_Description of the task_
Listed below are entries; give the number of lines among them that include "transmit", and only that number.

---

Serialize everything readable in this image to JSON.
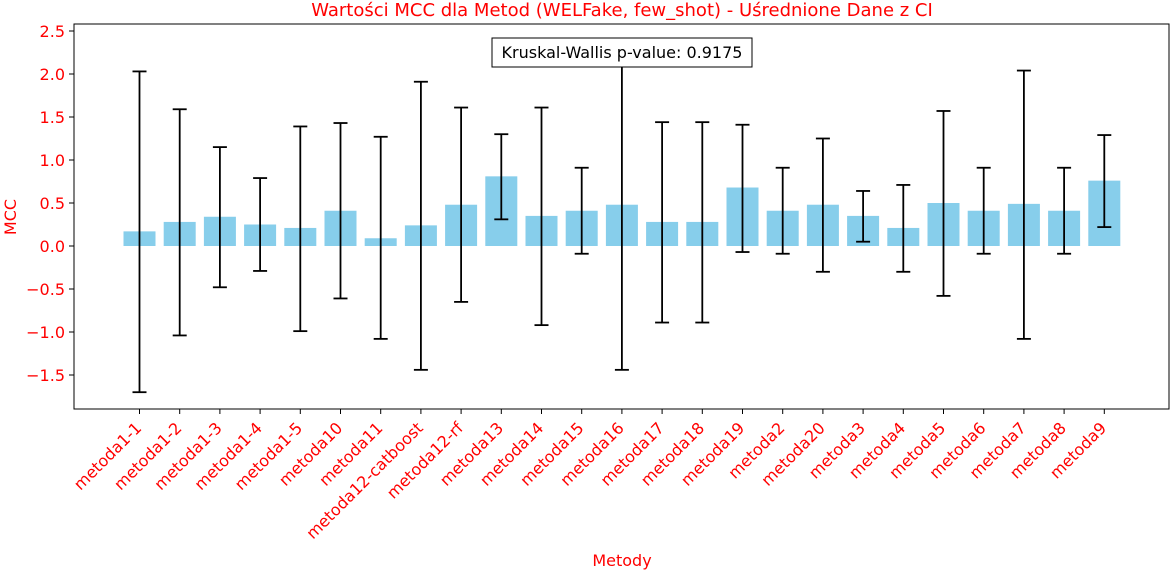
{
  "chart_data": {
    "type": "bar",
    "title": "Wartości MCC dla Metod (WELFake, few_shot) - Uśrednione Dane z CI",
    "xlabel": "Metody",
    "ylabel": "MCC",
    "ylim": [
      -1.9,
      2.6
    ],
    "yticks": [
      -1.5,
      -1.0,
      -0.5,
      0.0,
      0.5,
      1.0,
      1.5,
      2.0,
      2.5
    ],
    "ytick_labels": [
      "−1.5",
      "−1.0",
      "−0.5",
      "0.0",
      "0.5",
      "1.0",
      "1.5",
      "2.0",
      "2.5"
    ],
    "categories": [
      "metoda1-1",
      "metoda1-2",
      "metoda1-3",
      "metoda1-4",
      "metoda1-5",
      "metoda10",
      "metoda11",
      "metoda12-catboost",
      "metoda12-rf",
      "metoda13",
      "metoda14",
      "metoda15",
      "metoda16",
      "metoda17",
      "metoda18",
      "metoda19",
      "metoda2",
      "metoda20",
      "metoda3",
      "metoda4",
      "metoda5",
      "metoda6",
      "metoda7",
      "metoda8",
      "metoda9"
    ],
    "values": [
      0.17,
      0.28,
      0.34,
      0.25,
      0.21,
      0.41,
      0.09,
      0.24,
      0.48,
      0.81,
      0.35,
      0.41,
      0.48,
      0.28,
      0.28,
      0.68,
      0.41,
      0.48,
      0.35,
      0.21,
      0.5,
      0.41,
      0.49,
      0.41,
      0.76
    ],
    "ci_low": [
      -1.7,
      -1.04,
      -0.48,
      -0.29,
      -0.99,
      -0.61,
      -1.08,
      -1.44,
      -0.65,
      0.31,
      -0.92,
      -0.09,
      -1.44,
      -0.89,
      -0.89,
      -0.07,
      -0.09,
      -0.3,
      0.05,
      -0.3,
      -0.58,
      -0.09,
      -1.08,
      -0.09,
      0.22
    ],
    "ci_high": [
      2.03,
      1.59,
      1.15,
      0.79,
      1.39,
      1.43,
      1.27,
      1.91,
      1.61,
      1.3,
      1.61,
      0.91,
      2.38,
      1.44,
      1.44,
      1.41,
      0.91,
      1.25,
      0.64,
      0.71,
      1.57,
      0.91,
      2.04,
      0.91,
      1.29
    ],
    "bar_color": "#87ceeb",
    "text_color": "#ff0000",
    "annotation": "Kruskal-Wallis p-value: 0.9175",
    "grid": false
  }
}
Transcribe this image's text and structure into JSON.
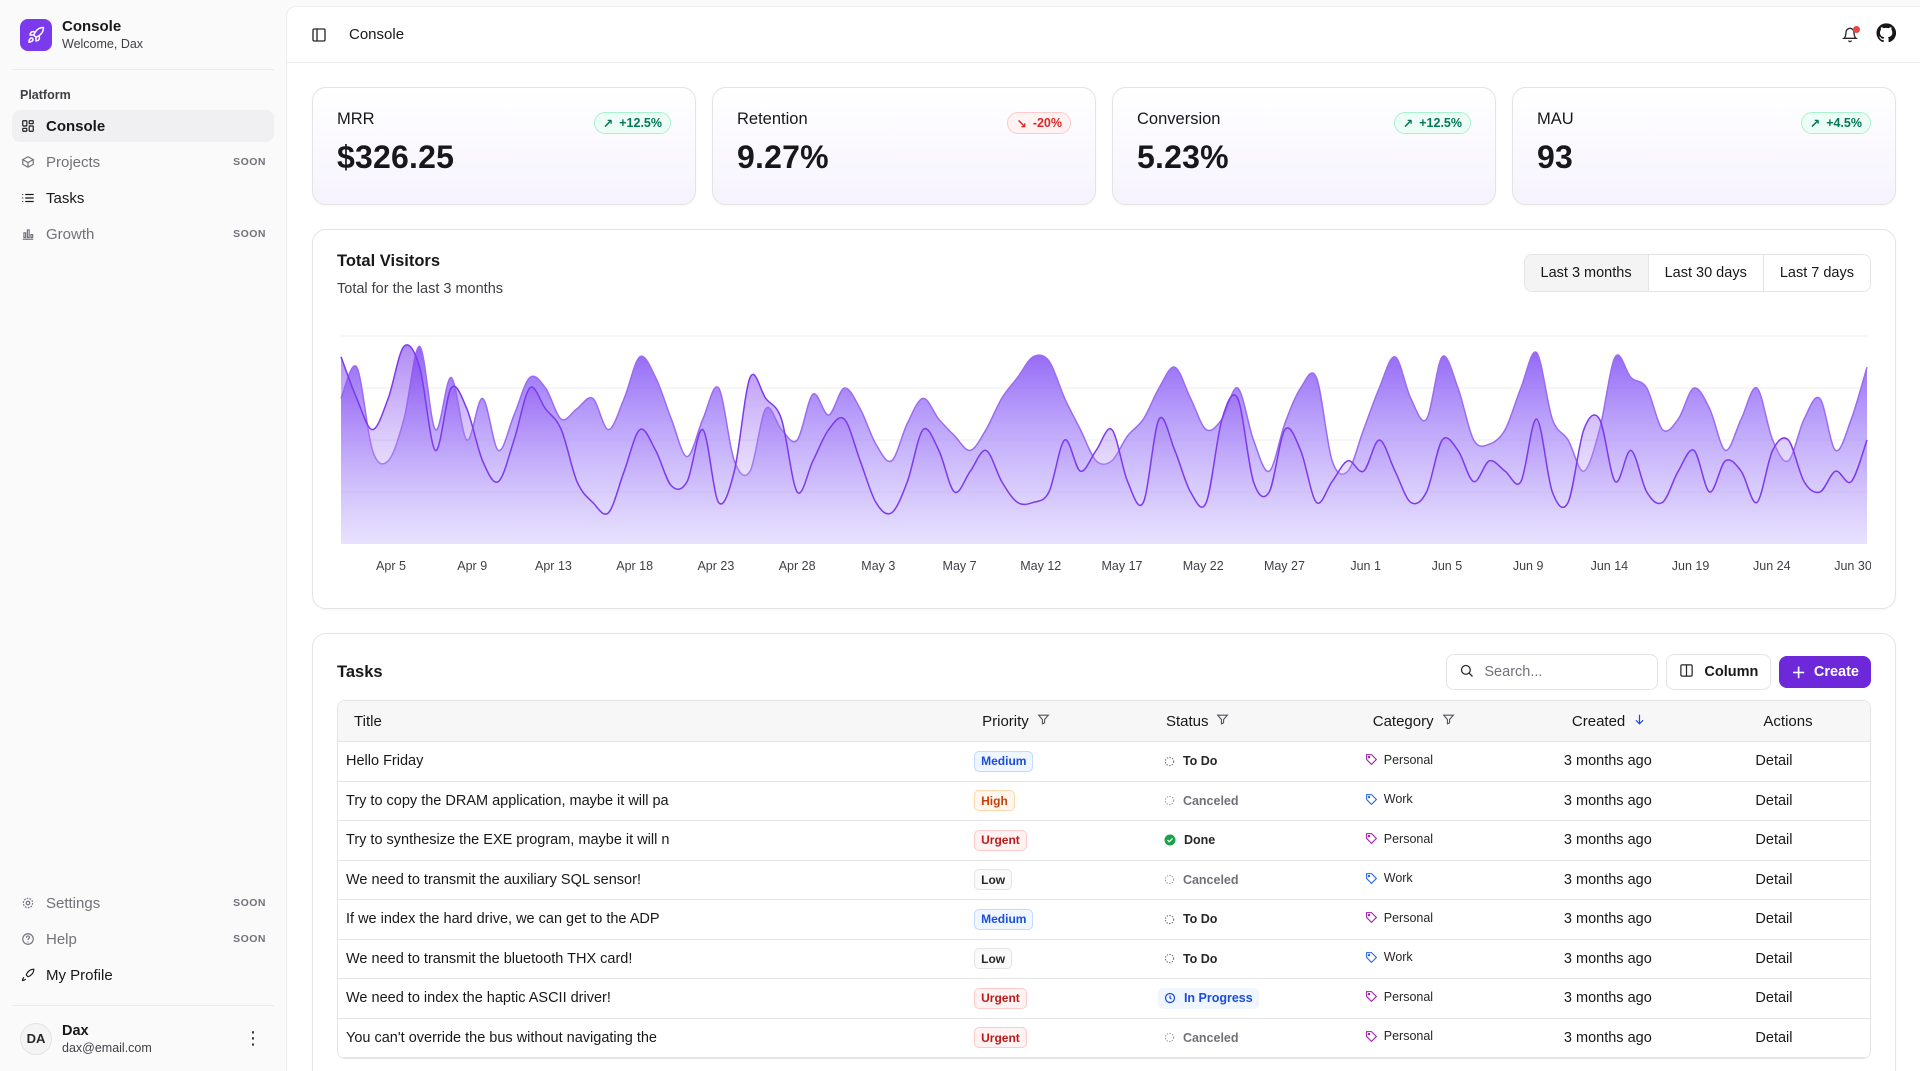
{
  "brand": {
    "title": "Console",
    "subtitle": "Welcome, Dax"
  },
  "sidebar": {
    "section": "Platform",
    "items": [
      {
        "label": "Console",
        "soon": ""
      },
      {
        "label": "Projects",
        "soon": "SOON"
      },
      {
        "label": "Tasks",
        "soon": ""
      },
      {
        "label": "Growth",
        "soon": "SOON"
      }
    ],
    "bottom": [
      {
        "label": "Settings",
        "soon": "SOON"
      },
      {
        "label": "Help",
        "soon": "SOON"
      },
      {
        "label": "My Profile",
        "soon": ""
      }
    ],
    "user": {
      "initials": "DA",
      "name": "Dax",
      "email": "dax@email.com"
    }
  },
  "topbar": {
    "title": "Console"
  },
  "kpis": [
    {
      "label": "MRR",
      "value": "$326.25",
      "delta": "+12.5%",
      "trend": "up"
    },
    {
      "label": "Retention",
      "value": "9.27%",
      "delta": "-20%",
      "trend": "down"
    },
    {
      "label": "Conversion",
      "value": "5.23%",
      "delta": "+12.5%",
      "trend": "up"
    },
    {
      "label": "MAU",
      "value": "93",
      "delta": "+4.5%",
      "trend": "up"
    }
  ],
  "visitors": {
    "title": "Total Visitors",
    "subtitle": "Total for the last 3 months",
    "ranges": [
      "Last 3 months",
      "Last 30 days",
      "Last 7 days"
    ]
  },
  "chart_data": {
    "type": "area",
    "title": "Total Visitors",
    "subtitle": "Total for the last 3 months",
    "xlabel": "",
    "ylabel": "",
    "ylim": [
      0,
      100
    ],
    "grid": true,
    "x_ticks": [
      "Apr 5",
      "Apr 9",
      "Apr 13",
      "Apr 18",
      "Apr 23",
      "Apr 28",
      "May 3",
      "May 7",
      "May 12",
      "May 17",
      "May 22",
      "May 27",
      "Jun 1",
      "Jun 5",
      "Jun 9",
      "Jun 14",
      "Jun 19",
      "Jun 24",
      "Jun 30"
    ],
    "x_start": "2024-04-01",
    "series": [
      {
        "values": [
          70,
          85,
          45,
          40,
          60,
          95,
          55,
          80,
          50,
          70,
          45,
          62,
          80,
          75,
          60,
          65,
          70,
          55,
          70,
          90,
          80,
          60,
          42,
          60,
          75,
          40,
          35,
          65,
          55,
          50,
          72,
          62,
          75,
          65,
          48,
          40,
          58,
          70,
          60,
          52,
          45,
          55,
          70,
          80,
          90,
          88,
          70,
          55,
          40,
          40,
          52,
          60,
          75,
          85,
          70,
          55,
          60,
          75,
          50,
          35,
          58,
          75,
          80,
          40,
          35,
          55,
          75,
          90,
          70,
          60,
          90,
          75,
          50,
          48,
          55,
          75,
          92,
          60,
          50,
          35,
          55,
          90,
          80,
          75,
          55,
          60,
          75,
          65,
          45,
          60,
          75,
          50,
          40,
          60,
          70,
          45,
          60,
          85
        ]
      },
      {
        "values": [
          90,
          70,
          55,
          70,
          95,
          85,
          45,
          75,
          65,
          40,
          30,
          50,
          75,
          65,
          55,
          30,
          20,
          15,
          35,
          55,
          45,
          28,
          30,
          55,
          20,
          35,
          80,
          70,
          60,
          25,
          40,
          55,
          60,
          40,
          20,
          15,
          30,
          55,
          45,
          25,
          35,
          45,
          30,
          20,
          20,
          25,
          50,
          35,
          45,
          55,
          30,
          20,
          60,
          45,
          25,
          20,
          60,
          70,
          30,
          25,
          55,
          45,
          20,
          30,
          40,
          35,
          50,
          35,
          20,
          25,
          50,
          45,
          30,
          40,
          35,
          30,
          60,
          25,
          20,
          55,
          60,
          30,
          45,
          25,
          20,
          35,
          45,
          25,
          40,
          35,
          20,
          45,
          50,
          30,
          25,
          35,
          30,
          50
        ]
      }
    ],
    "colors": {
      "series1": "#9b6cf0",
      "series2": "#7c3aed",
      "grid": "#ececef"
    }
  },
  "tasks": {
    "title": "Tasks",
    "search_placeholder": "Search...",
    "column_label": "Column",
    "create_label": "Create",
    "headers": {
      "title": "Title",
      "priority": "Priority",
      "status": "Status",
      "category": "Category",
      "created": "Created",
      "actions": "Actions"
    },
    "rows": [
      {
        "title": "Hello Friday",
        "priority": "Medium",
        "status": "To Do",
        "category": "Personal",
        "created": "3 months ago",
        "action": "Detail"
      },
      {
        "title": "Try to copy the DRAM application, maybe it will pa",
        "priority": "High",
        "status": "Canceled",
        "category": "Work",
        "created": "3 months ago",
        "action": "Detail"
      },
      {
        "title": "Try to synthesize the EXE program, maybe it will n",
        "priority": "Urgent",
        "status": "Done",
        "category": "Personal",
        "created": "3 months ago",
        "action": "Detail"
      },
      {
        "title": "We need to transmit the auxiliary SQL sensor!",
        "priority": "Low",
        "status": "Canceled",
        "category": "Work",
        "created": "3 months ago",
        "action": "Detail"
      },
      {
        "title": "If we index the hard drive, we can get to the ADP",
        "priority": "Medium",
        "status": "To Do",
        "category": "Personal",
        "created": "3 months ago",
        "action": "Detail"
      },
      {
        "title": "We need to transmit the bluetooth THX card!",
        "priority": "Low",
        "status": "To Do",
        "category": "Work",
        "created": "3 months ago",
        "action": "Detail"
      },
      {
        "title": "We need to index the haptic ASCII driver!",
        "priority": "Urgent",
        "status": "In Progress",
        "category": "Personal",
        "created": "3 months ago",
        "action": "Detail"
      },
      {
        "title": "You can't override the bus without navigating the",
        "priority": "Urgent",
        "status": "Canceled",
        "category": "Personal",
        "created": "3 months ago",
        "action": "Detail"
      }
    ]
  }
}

---

_Result_
2